*Required work*. Rewrite the stretch from the start of the listing through the line that contains "table-cell: 2,8 bbox=[614, 591, 628, 603]", replacing "section-heading" with "subtitle" and leaving every other character unchanged.

Dataset records:
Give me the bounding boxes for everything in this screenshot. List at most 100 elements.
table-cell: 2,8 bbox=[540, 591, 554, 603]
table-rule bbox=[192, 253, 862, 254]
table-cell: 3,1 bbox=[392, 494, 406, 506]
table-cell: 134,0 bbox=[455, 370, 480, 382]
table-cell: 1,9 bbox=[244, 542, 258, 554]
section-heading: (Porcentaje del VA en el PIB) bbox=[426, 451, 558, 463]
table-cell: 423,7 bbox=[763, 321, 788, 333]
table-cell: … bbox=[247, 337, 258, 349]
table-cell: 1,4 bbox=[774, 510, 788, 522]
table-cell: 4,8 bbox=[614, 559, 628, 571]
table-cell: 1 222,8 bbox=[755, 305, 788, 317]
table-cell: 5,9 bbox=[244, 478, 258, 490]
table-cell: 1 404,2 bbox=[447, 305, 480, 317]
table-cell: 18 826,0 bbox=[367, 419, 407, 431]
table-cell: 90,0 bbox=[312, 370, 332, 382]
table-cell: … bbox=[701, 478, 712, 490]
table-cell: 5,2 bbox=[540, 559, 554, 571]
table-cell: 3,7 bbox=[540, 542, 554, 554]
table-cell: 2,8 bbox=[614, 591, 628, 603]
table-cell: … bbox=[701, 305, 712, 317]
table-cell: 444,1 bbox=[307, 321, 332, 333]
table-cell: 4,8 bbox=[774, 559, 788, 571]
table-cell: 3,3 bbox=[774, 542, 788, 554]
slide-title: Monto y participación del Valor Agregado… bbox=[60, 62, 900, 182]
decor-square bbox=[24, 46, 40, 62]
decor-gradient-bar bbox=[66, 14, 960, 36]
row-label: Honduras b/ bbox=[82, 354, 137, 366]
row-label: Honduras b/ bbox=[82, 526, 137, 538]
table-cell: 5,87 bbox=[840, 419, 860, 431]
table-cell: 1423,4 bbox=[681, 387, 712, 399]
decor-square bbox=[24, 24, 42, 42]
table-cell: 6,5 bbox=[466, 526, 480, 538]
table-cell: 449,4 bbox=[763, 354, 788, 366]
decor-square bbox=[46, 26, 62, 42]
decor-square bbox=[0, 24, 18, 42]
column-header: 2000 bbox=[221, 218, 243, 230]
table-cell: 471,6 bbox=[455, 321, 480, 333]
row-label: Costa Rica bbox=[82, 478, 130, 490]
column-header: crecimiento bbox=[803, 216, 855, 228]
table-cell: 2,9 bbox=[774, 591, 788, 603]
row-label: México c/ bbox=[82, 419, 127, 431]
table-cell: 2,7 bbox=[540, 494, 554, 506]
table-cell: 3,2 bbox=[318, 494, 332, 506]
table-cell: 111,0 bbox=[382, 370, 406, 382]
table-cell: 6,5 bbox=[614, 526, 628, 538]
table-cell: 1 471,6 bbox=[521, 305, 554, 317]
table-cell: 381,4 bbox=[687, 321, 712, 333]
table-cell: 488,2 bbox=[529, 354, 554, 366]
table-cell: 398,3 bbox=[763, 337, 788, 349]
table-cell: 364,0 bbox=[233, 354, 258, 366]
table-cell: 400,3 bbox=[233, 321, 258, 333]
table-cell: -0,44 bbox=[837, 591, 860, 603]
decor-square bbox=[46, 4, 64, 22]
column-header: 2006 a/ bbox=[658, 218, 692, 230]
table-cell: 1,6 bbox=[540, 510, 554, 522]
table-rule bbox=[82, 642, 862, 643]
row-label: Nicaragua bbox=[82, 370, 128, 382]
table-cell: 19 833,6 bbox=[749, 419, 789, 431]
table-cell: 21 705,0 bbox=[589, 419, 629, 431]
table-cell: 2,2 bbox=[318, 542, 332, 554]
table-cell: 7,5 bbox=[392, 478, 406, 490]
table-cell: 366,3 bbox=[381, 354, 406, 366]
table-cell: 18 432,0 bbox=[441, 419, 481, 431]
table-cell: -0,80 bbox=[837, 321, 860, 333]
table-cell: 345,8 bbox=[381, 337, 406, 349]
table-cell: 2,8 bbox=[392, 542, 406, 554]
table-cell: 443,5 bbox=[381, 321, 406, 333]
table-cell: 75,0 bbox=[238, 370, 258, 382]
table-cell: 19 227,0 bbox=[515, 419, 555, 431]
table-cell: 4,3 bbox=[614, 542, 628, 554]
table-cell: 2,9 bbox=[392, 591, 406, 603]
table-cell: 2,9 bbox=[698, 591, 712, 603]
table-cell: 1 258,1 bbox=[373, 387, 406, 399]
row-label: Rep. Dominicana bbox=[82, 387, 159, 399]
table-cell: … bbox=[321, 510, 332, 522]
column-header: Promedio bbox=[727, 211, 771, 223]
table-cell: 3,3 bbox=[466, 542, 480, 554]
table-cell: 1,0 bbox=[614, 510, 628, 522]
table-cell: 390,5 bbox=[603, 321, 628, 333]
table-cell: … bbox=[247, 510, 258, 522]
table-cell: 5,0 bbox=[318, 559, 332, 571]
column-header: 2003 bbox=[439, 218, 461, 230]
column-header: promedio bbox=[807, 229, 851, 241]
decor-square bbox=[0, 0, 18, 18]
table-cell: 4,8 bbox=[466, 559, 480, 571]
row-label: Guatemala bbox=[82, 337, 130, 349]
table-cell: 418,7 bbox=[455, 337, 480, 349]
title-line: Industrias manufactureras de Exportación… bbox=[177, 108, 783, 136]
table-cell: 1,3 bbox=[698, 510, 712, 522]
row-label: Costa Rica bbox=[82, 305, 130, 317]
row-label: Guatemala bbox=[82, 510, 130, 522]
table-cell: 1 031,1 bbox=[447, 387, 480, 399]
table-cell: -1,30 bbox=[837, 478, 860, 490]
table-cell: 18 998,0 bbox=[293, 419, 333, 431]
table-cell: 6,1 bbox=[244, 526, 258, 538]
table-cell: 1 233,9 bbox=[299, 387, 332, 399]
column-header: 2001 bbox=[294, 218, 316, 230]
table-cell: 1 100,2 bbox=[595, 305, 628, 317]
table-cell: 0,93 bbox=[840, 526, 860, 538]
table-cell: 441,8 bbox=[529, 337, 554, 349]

*Final result*.
Give me the bounding boxes for everything in this screenshot. List at most 100 elements.
table-cell: 2,8 bbox=[540, 591, 554, 603]
table-rule bbox=[192, 253, 862, 254]
table-cell: 3,1 bbox=[392, 494, 406, 506]
table-cell: 134,0 bbox=[455, 370, 480, 382]
table-cell: 1,9 bbox=[244, 542, 258, 554]
subtitle: (Porcentaje del VA en el PIB) bbox=[426, 451, 558, 463]
table-cell: 423,7 bbox=[763, 321, 788, 333]
table-cell: … bbox=[247, 337, 258, 349]
table-cell: 1,4 bbox=[774, 510, 788, 522]
table-cell: 4,8 bbox=[614, 559, 628, 571]
table-cell: 1 222,8 bbox=[755, 305, 788, 317]
table-cell: 5,9 bbox=[244, 478, 258, 490]
table-cell: 1 404,2 bbox=[447, 305, 480, 317]
table-cell: 18 826,0 bbox=[367, 419, 407, 431]
table-cell: 90,0 bbox=[312, 370, 332, 382]
table-cell: … bbox=[701, 478, 712, 490]
table-cell: 5,2 bbox=[540, 559, 554, 571]
table-cell: 3,7 bbox=[540, 542, 554, 554]
table-cell: 2,8 bbox=[614, 591, 628, 603]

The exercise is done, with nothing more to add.